• _WHAT IS ASKED_: Identify each line below containing the string "this" and copy it.

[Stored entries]
====================

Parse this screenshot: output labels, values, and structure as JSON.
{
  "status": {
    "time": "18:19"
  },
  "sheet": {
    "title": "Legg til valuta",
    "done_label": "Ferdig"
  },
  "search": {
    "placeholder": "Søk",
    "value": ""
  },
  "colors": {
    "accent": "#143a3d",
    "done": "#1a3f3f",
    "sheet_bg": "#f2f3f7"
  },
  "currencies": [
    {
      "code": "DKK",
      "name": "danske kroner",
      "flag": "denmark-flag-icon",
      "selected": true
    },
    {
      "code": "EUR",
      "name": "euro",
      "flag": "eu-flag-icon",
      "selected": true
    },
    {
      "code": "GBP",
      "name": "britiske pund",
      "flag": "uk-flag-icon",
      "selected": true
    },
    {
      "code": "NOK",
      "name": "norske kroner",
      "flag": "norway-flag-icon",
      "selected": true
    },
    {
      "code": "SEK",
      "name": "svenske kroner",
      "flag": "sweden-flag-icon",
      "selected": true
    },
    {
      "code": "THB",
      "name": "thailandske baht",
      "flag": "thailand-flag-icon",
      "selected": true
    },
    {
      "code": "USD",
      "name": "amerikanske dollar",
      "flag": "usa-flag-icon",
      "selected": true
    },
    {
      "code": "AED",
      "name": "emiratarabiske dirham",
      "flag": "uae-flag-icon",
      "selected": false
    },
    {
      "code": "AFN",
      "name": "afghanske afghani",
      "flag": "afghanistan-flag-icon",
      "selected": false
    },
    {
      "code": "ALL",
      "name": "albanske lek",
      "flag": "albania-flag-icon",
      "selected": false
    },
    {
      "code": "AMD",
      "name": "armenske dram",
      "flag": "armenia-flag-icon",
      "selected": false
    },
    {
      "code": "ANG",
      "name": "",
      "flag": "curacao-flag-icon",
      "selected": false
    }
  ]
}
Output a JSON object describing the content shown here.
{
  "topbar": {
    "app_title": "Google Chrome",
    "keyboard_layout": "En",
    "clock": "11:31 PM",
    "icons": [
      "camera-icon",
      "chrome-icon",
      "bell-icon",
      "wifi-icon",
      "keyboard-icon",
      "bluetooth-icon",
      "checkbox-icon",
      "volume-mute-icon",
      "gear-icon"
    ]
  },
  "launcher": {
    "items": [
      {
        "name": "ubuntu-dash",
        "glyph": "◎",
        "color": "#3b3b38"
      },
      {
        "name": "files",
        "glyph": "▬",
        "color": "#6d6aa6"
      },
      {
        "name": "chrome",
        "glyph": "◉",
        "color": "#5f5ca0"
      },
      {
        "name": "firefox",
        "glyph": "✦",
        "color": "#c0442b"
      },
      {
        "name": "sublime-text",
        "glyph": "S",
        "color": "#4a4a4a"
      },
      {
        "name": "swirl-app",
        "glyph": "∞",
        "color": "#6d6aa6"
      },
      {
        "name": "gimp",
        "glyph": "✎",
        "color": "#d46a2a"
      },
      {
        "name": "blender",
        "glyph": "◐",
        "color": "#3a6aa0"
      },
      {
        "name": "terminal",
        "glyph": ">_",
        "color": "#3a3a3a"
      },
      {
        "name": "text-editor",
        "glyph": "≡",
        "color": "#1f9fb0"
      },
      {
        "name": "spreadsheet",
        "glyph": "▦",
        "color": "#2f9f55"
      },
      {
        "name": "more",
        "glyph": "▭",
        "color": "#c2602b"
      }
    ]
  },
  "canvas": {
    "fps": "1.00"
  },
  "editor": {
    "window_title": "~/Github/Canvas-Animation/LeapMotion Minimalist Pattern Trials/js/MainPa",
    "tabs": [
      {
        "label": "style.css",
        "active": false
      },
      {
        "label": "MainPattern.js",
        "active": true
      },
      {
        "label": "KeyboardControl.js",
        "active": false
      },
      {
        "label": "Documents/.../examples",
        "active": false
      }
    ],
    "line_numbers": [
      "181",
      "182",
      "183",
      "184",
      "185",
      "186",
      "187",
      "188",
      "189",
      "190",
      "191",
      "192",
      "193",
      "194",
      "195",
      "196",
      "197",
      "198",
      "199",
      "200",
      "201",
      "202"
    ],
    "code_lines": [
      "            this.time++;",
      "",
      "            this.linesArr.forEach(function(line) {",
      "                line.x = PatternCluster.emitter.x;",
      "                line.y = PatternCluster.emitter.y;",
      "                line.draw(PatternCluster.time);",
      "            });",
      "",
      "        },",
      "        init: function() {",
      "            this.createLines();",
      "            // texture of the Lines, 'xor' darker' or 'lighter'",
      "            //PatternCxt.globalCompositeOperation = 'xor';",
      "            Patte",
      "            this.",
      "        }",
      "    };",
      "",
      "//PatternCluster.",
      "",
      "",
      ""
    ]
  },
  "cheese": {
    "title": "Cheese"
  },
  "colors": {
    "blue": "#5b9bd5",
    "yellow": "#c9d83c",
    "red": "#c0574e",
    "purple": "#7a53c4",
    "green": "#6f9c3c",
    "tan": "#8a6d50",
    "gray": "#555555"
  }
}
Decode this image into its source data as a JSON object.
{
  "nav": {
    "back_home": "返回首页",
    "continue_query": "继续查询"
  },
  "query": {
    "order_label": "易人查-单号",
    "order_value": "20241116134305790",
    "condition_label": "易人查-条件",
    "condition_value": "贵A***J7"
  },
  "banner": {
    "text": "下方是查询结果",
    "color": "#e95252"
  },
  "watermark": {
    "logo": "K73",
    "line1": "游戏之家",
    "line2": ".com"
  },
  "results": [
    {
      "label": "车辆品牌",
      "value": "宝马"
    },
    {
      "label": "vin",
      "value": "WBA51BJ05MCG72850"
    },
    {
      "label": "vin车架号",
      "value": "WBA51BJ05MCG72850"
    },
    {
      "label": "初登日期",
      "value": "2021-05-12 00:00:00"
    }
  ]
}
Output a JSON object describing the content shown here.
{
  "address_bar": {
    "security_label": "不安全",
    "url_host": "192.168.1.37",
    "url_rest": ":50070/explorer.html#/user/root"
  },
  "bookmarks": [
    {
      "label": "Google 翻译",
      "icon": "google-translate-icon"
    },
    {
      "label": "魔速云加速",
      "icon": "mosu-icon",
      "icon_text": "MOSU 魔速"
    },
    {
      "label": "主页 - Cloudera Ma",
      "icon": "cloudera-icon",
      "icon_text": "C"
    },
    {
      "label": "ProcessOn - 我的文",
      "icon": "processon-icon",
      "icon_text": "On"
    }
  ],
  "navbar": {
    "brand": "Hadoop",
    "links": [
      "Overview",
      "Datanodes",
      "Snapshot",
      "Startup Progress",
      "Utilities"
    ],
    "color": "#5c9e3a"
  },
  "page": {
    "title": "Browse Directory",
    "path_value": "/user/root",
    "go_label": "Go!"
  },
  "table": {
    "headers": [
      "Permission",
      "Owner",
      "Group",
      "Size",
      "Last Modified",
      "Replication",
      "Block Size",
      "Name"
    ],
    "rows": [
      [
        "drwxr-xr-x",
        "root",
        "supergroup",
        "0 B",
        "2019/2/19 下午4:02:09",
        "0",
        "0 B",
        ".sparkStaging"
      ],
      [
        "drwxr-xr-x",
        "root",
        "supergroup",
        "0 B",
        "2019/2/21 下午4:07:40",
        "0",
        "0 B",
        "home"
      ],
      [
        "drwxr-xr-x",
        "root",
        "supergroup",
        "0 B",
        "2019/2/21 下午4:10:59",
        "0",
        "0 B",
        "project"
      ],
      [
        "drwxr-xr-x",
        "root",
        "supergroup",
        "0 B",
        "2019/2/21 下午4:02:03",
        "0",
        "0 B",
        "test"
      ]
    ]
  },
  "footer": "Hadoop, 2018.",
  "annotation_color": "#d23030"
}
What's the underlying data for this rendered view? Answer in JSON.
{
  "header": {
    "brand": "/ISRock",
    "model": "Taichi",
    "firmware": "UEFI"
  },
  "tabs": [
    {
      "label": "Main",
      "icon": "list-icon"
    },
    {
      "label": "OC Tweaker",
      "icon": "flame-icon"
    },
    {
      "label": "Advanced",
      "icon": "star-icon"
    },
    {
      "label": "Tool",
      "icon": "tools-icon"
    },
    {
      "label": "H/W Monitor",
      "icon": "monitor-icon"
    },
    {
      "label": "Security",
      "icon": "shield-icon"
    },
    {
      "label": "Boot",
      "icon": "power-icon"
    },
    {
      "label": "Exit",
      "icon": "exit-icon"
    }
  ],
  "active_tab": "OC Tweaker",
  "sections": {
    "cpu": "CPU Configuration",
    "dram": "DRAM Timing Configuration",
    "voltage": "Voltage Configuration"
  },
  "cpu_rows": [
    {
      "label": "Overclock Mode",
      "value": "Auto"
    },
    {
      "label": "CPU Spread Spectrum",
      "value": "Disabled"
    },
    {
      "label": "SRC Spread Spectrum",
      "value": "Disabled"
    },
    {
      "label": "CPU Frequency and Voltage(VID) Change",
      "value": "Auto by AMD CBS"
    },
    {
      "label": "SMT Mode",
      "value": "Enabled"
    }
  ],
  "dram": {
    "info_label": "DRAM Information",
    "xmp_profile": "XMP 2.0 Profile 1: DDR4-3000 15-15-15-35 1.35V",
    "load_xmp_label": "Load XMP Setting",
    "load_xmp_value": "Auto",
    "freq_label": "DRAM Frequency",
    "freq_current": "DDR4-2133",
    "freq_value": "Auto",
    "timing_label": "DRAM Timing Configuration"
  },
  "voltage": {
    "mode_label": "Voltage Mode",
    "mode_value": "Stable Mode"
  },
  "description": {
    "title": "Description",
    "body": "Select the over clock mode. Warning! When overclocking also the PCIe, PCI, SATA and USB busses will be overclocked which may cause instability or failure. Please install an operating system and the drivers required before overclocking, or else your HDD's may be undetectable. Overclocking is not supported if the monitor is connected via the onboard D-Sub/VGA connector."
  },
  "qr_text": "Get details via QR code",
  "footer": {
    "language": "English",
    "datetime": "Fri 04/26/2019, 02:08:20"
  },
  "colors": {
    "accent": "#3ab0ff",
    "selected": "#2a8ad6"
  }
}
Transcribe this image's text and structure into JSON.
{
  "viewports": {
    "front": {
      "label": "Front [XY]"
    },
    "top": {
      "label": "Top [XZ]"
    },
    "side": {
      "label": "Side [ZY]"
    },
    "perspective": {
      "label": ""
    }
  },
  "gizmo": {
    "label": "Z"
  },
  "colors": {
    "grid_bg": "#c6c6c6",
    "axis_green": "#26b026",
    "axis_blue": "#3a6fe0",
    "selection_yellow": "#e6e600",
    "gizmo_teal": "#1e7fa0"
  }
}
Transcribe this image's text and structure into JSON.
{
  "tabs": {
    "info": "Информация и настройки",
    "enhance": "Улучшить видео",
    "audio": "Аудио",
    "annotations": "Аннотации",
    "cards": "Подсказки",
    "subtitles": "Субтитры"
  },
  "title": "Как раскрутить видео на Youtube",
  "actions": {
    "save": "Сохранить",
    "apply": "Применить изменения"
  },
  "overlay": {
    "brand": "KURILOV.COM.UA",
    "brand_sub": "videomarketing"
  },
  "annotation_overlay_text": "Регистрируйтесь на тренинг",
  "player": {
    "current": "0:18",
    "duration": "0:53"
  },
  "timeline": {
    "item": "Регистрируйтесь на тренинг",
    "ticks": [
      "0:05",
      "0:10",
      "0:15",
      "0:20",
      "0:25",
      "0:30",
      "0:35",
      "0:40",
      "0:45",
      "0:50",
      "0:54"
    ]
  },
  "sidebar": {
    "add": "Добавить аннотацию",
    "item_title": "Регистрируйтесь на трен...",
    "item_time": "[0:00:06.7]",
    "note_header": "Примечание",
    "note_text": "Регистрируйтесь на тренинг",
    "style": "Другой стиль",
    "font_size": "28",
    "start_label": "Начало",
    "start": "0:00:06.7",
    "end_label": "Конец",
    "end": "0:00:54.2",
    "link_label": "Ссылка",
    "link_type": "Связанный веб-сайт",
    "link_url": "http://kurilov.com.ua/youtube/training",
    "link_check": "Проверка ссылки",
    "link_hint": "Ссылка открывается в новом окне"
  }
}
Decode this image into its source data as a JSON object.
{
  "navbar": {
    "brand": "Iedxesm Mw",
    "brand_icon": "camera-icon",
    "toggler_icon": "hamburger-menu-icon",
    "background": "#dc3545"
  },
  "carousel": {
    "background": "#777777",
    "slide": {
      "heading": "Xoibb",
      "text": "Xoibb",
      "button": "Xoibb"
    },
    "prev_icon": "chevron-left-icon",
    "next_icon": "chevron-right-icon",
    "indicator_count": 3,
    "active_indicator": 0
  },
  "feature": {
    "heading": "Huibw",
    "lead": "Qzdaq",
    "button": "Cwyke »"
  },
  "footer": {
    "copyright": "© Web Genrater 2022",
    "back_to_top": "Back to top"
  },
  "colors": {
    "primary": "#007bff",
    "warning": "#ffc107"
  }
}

====================

• _WRITTEN ANSWER_:
Parse this screenshot: output labels, values, and structure as JSON.
      "            this.time++;",
      "            this.linesArr.forEach(function(line) {",
      "            this.createLines();",
      "            this.",
Decode this image into its source data as a JSON object.
What's the underlying data for this rendered view? Answer in JSON.
Transcribe this image's text and structure into JSON.
Transcribe this image's text and structure into JSON.
Decode this image into its source data as a JSON object.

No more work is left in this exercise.